(Entries from a dataset)
-------
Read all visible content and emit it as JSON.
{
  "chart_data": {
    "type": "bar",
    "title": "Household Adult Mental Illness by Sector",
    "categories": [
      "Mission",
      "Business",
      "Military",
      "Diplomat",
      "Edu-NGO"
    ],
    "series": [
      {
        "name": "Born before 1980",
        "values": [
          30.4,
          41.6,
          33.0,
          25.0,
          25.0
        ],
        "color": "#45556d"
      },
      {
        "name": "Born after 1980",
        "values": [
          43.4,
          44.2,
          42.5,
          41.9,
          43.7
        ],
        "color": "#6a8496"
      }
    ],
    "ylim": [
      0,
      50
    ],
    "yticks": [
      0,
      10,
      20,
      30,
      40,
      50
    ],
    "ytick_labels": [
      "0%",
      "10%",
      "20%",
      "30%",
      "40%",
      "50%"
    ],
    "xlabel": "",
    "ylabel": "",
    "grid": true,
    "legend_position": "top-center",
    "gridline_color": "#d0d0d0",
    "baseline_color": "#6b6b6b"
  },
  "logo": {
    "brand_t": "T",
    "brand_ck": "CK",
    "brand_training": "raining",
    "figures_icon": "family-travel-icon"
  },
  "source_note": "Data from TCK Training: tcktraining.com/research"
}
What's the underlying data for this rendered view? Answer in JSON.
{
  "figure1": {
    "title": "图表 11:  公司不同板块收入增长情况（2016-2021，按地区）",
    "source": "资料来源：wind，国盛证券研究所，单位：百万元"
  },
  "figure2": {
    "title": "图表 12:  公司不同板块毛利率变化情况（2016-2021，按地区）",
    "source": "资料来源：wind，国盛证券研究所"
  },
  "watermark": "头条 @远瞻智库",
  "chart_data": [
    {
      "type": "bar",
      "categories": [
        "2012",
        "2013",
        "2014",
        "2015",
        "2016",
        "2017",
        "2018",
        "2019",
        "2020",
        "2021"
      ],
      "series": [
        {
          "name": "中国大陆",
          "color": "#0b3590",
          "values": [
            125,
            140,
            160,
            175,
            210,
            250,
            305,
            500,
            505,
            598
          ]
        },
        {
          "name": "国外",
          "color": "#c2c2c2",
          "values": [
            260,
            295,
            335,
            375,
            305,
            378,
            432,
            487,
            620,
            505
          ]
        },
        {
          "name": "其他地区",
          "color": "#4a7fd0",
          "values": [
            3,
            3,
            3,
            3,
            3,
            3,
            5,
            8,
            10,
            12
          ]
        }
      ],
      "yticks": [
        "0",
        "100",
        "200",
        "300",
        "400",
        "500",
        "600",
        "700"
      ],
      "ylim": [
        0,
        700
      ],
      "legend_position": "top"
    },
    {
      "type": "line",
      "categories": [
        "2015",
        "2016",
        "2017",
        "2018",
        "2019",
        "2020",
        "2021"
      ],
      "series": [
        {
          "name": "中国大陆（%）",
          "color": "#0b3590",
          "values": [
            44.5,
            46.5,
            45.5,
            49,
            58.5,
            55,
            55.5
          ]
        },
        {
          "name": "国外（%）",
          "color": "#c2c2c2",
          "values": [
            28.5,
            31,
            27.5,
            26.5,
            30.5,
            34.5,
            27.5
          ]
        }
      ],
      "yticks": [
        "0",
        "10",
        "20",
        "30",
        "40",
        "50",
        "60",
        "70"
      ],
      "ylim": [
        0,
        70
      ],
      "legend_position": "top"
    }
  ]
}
-------
# Your instructions
Please return the data above exactly as given.

# Result
Read all visible content and emit it as JSON.
{
  "chart_data": {
    "type": "bar",
    "title": "Household Adult Mental Illness by Sector",
    "categories": [
      "Mission",
      "Business",
      "Military",
      "Diplomat",
      "Edu-NGO"
    ],
    "series": [
      {
        "name": "Born before 1980",
        "values": [
          30.4,
          41.6,
          33.0,
          25.0,
          25.0
        ],
        "color": "#45556d"
      },
      {
        "name": "Born after 1980",
        "values": [
          43.4,
          44.2,
          42.5,
          41.9,
          43.7
        ],
        "color": "#6a8496"
      }
    ],
    "ylim": [
      0,
      50
    ],
    "yticks": [
      0,
      10,
      20,
      30,
      40,
      50
    ],
    "ytick_labels": [
      "0%",
      "10%",
      "20%",
      "30%",
      "40%",
      "50%"
    ],
    "xlabel": "",
    "ylabel": "",
    "grid": true,
    "legend_position": "top-center",
    "gridline_color": "#d0d0d0",
    "baseline_color": "#6b6b6b"
  },
  "logo": {
    "brand_t": "T",
    "brand_ck": "CK",
    "brand_training": "raining",
    "figures_icon": "family-travel-icon"
  },
  "source_note": "Data from TCK Training: tcktraining.com/research"
}
What's the underlying data for this rendered view? Answer in JSON.
{
  "figure1": {
    "title": "图表 11:  公司不同板块收入增长情况（2016-2021，按地区）",
    "source": "资料来源：wind，国盛证券研究所，单位：百万元"
  },
  "figure2": {
    "title": "图表 12:  公司不同板块毛利率变化情况（2016-2021，按地区）",
    "source": "资料来源：wind，国盛证券研究所"
  },
  "watermark": "头条 @远瞻智库",
  "chart_data": [
    {
      "type": "bar",
      "categories": [
        "2012",
        "2013",
        "2014",
        "2015",
        "2016",
        "2017",
        "2018",
        "2019",
        "2020",
        "2021"
      ],
      "series": [
        {
          "name": "中国大陆",
          "color": "#0b3590",
          "values": [
            125,
            140,
            160,
            175,
            210,
            250,
            305,
            500,
            505,
            598
          ]
        },
        {
          "name": "国外",
          "color": "#c2c2c2",
          "values": [
            260,
            295,
            335,
            375,
            305,
            378,
            432,
            487,
            620,
            505
          ]
        },
        {
          "name": "其他地区",
          "color": "#4a7fd0",
          "values": [
            3,
            3,
            3,
            3,
            3,
            3,
            5,
            8,
            10,
            12
          ]
        }
      ],
      "yticks": [
        "0",
        "100",
        "200",
        "300",
        "400",
        "500",
        "600",
        "700"
      ],
      "ylim": [
        0,
        700
      ],
      "legend_position": "top"
    },
    {
      "type": "line",
      "categories": [
        "2015",
        "2016",
        "2017",
        "2018",
        "2019",
        "2020",
        "2021"
      ],
      "series": [
        {
          "name": "中国大陆（%）",
          "color": "#0b3590",
          "values": [
            44.5,
            46.5,
            45.5,
            49,
            58.5,
            55,
            55.5
          ]
        },
        {
          "name": "国外（%）",
          "color": "#c2c2c2",
          "values": [
            28.5,
            31,
            27.5,
            26.5,
            30.5,
            34.5,
            27.5
          ]
        }
      ],
      "yticks": [
        "0",
        "10",
        "20",
        "30",
        "40",
        "50",
        "60",
        "70"
      ],
      "ylim": [
        0,
        70
      ],
      "legend_position": "top"
    }
  ]
}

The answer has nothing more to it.